TASK TO COMPLETE - Of all the lines in the material, how many include the word "JSON"? Reply with the number alone.

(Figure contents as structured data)
┄┄┄┄┄┄
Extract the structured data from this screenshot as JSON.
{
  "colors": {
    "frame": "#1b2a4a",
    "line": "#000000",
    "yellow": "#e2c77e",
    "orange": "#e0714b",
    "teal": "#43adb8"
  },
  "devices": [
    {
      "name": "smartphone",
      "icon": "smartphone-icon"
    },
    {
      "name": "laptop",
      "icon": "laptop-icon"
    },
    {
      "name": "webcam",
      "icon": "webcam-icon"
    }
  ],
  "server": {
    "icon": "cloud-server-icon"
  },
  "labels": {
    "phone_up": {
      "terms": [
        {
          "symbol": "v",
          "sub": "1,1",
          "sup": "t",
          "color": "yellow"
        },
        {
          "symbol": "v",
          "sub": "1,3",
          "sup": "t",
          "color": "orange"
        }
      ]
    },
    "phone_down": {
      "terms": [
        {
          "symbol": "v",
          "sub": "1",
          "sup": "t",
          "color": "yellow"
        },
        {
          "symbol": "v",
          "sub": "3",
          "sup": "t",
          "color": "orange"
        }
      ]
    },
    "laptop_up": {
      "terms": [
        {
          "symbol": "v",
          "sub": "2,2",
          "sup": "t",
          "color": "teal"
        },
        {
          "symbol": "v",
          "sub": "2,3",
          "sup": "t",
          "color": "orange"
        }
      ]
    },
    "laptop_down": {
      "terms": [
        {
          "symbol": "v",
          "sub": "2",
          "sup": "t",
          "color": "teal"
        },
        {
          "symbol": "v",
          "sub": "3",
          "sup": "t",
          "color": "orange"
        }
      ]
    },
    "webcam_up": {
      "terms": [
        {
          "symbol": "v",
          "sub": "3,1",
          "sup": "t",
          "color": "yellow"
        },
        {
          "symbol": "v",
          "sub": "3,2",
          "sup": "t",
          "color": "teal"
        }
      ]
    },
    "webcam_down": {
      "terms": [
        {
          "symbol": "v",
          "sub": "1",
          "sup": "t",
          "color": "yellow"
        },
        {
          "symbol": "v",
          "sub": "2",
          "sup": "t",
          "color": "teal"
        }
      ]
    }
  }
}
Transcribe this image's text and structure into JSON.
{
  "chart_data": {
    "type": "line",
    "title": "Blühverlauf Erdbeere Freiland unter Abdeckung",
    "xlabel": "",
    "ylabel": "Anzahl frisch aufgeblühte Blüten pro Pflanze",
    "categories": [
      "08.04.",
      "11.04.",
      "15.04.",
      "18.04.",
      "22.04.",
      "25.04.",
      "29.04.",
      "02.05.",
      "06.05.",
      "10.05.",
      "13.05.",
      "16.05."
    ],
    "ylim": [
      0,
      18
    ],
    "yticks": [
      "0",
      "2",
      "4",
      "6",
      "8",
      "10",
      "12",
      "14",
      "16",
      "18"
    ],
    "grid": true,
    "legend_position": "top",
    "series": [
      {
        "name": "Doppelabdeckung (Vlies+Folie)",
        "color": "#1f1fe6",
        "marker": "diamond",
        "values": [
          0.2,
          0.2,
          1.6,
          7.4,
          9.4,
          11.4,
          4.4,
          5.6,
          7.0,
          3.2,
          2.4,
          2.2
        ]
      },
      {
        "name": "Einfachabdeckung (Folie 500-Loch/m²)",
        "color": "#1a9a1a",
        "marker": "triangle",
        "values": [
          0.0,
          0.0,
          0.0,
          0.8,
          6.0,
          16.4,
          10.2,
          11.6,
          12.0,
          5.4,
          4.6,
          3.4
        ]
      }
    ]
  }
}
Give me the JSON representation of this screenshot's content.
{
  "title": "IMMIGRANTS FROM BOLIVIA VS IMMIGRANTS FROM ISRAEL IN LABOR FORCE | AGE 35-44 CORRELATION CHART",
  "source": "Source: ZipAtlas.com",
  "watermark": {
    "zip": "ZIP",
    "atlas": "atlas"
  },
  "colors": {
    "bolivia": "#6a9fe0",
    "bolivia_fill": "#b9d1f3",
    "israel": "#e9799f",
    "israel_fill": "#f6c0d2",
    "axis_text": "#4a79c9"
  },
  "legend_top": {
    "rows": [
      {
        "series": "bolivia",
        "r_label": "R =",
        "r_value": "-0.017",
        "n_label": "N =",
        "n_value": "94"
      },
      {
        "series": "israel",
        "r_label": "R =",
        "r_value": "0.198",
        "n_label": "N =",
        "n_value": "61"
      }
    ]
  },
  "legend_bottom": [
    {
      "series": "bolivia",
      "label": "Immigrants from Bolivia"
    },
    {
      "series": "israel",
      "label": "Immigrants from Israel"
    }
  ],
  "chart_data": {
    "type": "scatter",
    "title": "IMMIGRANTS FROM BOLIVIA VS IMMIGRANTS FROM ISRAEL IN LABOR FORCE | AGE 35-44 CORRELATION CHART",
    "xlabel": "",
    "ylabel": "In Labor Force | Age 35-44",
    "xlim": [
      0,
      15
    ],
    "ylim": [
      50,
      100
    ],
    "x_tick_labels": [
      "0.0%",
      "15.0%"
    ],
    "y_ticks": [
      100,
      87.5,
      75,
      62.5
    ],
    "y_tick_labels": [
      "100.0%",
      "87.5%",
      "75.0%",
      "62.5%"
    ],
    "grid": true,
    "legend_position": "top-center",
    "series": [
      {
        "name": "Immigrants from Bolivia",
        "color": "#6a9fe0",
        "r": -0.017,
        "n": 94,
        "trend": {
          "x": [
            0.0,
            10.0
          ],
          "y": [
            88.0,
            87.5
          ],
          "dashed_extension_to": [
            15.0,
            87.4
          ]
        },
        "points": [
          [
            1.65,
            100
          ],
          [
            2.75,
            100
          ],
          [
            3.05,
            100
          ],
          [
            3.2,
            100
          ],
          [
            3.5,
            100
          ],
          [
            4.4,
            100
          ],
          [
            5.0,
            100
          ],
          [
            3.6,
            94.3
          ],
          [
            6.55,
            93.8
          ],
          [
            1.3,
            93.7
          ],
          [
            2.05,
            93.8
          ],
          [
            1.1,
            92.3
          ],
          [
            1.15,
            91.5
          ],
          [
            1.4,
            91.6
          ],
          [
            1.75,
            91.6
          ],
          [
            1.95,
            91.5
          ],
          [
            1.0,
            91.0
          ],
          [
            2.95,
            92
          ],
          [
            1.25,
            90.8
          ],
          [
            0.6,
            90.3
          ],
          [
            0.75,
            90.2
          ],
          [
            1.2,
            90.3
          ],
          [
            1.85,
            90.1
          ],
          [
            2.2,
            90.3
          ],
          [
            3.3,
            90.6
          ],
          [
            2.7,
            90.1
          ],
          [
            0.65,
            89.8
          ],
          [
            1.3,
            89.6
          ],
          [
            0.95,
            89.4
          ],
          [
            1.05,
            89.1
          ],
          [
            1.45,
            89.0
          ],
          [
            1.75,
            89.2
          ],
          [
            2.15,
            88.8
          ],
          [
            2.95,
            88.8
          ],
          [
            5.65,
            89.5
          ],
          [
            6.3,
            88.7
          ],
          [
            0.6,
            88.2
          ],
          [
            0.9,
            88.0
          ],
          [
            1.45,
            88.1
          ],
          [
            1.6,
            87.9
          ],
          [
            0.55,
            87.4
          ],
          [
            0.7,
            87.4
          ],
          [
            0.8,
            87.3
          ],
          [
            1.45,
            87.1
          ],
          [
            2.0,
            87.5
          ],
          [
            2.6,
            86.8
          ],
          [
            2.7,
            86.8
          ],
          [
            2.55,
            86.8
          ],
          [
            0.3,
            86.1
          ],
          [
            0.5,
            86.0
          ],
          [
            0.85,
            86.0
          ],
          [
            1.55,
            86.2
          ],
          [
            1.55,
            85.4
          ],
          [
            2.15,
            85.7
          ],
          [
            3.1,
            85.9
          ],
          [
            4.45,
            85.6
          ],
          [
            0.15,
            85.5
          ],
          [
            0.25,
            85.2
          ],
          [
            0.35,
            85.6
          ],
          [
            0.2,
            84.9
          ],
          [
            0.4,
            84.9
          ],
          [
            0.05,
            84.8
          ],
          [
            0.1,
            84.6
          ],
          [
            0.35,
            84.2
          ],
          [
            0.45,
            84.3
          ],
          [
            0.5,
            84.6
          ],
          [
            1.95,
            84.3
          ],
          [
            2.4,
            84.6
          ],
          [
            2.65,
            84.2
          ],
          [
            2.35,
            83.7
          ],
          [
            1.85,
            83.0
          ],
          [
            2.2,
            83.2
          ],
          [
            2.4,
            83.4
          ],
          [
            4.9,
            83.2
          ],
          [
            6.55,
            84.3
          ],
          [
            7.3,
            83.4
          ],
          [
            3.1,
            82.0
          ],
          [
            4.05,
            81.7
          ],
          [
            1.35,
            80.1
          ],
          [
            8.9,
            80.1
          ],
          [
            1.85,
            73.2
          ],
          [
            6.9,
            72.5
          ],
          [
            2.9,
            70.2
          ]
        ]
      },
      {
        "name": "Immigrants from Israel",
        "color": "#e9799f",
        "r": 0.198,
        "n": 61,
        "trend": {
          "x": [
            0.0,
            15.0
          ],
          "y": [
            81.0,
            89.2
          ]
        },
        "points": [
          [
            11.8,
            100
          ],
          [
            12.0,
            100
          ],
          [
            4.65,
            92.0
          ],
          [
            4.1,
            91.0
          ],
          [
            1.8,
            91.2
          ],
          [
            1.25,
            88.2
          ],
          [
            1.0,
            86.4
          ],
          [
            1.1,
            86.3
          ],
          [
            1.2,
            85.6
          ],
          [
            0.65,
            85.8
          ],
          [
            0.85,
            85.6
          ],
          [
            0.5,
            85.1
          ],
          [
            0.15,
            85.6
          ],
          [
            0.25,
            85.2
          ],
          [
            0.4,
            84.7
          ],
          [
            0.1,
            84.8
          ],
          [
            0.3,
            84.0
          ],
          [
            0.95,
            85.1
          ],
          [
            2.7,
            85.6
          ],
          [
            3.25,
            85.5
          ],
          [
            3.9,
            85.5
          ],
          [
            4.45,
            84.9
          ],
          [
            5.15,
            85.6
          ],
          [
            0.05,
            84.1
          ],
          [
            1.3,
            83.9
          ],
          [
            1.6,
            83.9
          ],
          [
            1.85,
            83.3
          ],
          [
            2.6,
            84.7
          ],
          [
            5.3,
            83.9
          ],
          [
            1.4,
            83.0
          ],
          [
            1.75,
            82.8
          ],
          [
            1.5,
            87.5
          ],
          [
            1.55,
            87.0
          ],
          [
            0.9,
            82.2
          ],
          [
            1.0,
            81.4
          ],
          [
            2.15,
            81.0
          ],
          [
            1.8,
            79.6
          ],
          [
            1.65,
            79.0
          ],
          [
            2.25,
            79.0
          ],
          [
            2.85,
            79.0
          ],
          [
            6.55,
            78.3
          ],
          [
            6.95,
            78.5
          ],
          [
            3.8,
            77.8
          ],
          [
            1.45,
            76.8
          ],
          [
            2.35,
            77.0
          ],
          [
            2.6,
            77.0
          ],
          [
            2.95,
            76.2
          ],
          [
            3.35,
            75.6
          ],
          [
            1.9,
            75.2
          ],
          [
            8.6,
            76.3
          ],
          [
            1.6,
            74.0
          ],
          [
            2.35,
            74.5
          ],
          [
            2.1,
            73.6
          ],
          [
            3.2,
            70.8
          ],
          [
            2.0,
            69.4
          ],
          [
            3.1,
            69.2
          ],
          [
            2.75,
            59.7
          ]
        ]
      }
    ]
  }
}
┄┄┄┄┄┄
COMPLETE ANSWER - 3